Dataset extract →
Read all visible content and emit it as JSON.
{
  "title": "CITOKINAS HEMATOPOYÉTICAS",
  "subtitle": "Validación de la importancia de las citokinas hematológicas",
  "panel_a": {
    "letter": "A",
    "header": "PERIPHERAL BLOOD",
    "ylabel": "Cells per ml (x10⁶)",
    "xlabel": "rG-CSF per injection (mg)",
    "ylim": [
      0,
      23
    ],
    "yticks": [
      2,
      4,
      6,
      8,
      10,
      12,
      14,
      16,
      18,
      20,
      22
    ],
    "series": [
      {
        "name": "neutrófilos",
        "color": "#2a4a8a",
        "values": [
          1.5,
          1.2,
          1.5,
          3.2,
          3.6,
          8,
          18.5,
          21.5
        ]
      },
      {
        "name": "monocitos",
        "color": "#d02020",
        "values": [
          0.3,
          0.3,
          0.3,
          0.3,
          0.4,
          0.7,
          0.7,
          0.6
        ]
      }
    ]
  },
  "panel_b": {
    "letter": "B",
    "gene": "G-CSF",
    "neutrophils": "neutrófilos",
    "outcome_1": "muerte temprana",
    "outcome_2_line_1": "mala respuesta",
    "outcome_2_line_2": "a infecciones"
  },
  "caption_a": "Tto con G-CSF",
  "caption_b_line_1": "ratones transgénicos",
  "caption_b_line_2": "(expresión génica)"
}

What to produce → Write out the full listing, keeping every line exactly as it is.

The answer →
Read all visible content and emit it as JSON.
{
  "title": "CITOKINAS HEMATOPOYÉTICAS",
  "subtitle": "Validación de la importancia de las citokinas hematológicas",
  "panel_a": {
    "letter": "A",
    "header": "PERIPHERAL BLOOD",
    "ylabel": "Cells per ml (x10⁶)",
    "xlabel": "rG-CSF per injection (mg)",
    "ylim": [
      0,
      23
    ],
    "yticks": [
      2,
      4,
      6,
      8,
      10,
      12,
      14,
      16,
      18,
      20,
      22
    ],
    "series": [
      {
        "name": "neutrófilos",
        "color": "#2a4a8a",
        "values": [
          1.5,
          1.2,
          1.5,
          3.2,
          3.6,
          8,
          18.5,
          21.5
        ]
      },
      {
        "name": "monocitos",
        "color": "#d02020",
        "values": [
          0.3,
          0.3,
          0.3,
          0.3,
          0.4,
          0.7,
          0.7,
          0.6
        ]
      }
    ]
  },
  "panel_b": {
    "letter": "B",
    "gene": "G-CSF",
    "neutrophils": "neutrófilos",
    "outcome_1": "muerte temprana",
    "outcome_2_line_1": "mala respuesta",
    "outcome_2_line_2": "a infecciones"
  },
  "caption_a": "Tto con G-CSF",
  "caption_b_line_1": "ratones transgénicos",
  "caption_b_line_2": "(expresión génica)"
}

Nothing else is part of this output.